**DOCUMENT EXCERPT:**
━━━
Firewall Wizards mailing list archives

Re: Botnets, IRC servers and firewalls?


From: "Marcus J. Ranum" <mjr () ranum com>
Date: Wed, 04 Feb 2004 10:35:23 -0500


egress filtering is basically what is being discussed here, and has long
been recommended, and long been rejected by the mass majority for quite
sometime.

Time was that I'd explain the value of egress filtering to non-technical
managers and they'd immediately grab their security people and the
dialog went like this:
CIO:
         "So, why aren't we applying any controls to outgoing traffic?"
Security guy:
        "Because we can't make the networking guys do it. They say
        it can't be done!"
CIO:
        "Get the networking guys in here!"
Networking guy:
        "You rang?"
CIO:
        "Let's put some access controls in outgoing traffic, OK?"
Networking guy:
        "Can't do it. It'd KILL PERFORMANCE!"

Whenever I was present for those discussions I'd ask the networking
guy to share the results of his tests that indicated it was a performance
problem. Then the networking guy would start sizing me up for a
Marcus-sized voodoo doll.
━━━
**TASKS:**
A – Decide whether each statement agrees with the egress filtering post: (i) egress filtering has long been recommended; (ii) the networking guy claims that controls on outgoing traffic would improve performance; (iii) the security guy says the networking guys claim it can't be done. For each, give yes or no along with the exact words from the post that decide it.
B – Reproduce the part of the egress filtering post between "Whenever I was" and "Marcus-sized voodoo doll.", inclusive.
The material after this post is separate from it.

**DATASET EXCERPTS:**
━━━
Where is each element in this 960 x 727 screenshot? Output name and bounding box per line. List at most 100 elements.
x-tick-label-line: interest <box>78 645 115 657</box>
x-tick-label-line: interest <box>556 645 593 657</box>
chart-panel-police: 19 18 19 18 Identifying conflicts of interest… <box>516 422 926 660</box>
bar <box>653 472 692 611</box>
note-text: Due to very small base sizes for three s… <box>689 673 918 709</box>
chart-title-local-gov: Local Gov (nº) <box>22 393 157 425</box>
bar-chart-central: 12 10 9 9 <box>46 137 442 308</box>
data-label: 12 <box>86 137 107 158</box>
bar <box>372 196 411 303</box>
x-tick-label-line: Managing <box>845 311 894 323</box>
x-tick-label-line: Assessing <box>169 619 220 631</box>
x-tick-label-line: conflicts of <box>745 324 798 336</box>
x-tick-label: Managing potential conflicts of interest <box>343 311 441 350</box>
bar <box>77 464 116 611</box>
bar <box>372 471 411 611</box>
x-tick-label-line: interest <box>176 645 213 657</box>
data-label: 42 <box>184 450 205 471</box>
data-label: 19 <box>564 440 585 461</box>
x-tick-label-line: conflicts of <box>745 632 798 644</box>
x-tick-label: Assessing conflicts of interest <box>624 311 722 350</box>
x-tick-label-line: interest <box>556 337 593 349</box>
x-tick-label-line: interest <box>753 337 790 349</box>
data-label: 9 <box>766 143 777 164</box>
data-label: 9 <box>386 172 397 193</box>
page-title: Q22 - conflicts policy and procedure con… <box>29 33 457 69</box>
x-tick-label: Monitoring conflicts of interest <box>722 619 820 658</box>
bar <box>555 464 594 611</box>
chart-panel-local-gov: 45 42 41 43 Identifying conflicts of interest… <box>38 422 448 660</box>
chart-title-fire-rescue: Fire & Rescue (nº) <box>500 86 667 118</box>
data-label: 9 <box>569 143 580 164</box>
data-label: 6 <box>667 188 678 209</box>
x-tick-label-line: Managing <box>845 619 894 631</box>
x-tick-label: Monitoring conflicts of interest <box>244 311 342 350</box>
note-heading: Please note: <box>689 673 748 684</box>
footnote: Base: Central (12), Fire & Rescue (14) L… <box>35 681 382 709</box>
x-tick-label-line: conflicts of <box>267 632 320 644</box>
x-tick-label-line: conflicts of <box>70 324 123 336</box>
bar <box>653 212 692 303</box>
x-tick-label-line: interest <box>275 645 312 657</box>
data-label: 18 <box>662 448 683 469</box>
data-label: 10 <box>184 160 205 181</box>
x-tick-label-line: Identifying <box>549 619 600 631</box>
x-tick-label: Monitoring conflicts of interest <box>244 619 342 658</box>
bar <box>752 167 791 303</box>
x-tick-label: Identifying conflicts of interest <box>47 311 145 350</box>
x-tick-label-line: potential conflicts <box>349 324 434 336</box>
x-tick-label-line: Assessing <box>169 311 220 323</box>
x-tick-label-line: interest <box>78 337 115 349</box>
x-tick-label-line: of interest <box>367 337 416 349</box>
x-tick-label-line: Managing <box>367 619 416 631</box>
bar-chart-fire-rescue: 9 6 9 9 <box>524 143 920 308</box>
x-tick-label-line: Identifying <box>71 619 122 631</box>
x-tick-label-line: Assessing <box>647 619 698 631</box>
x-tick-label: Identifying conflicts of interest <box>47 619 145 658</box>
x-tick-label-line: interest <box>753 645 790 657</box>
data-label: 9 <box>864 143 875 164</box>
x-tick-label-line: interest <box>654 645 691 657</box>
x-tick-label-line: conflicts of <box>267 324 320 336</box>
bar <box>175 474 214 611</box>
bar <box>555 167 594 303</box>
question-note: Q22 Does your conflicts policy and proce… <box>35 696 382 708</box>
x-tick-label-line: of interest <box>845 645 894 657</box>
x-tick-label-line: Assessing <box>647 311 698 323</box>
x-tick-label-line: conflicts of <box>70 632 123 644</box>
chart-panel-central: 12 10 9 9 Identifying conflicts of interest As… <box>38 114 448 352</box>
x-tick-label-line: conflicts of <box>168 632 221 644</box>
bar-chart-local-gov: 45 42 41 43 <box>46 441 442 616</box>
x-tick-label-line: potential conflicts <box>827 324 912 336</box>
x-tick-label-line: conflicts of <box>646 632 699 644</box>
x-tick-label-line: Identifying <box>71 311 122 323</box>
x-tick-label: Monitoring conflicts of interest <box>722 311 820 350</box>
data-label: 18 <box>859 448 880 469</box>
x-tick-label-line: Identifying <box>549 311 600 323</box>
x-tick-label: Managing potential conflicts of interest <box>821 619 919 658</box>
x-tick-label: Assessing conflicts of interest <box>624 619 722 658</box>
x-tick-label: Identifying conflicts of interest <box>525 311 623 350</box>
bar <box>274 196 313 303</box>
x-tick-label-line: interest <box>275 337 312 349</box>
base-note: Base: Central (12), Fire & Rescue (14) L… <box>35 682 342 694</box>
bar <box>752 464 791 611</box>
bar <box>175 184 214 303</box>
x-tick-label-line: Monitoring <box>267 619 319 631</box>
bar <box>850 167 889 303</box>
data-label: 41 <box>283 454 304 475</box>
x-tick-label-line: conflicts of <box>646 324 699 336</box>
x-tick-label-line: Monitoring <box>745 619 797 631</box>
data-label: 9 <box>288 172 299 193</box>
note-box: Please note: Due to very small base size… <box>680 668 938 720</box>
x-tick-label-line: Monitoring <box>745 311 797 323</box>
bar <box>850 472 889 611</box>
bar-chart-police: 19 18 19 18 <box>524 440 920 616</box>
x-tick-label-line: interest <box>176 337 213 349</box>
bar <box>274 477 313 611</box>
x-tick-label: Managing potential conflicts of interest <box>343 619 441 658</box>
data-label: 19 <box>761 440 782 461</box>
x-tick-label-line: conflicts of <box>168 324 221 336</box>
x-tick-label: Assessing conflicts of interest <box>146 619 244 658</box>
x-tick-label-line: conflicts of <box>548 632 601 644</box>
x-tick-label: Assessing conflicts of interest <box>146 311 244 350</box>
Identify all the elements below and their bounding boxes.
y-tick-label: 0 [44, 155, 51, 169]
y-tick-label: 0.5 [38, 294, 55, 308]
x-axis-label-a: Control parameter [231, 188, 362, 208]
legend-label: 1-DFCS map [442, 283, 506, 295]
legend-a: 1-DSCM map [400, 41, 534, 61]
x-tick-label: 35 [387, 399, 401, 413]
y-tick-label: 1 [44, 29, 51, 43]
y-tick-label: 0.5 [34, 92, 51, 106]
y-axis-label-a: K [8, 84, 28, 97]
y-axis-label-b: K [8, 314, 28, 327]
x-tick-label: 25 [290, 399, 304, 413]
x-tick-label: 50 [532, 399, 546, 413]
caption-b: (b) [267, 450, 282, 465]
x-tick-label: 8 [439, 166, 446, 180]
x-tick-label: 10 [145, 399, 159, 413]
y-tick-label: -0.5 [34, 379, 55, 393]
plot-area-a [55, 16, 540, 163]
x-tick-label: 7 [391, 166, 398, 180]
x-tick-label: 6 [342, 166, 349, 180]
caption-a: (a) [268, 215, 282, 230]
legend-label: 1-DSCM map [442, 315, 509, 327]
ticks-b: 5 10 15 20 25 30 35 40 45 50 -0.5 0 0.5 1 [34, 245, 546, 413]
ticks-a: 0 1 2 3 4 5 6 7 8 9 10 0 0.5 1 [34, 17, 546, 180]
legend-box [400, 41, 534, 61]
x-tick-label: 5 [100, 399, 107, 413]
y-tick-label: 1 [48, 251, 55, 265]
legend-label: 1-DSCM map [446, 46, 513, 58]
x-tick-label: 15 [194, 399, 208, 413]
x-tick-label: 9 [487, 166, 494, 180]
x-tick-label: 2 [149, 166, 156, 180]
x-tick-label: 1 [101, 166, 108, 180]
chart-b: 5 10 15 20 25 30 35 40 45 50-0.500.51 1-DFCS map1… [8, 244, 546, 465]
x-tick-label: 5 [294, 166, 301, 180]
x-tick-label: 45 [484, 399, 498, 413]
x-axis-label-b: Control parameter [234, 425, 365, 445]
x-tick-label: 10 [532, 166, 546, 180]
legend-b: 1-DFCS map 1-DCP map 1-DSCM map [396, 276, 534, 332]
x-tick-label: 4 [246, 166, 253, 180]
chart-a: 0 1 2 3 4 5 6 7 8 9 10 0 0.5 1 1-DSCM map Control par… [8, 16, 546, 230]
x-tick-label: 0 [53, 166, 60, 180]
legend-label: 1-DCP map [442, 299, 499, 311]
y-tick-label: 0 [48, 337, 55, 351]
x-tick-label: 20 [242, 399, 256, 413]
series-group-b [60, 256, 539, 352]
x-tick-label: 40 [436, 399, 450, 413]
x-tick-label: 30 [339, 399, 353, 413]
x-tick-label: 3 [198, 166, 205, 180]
━━━
**EXERCISE RESPONSES:**
A –
(i) Yes: "has long been recommended"
(ii) No: "It'd KILL PERFORMANCE!"
(iii) Yes: "They say it can't be done!"

B –
Whenever I was present for those discussions I'd ask the networking
guy to share the results of his tests that indicated it was a performance
problem. Then the networking guy would start sizing me up for a
Marcus-sized voodoo doll.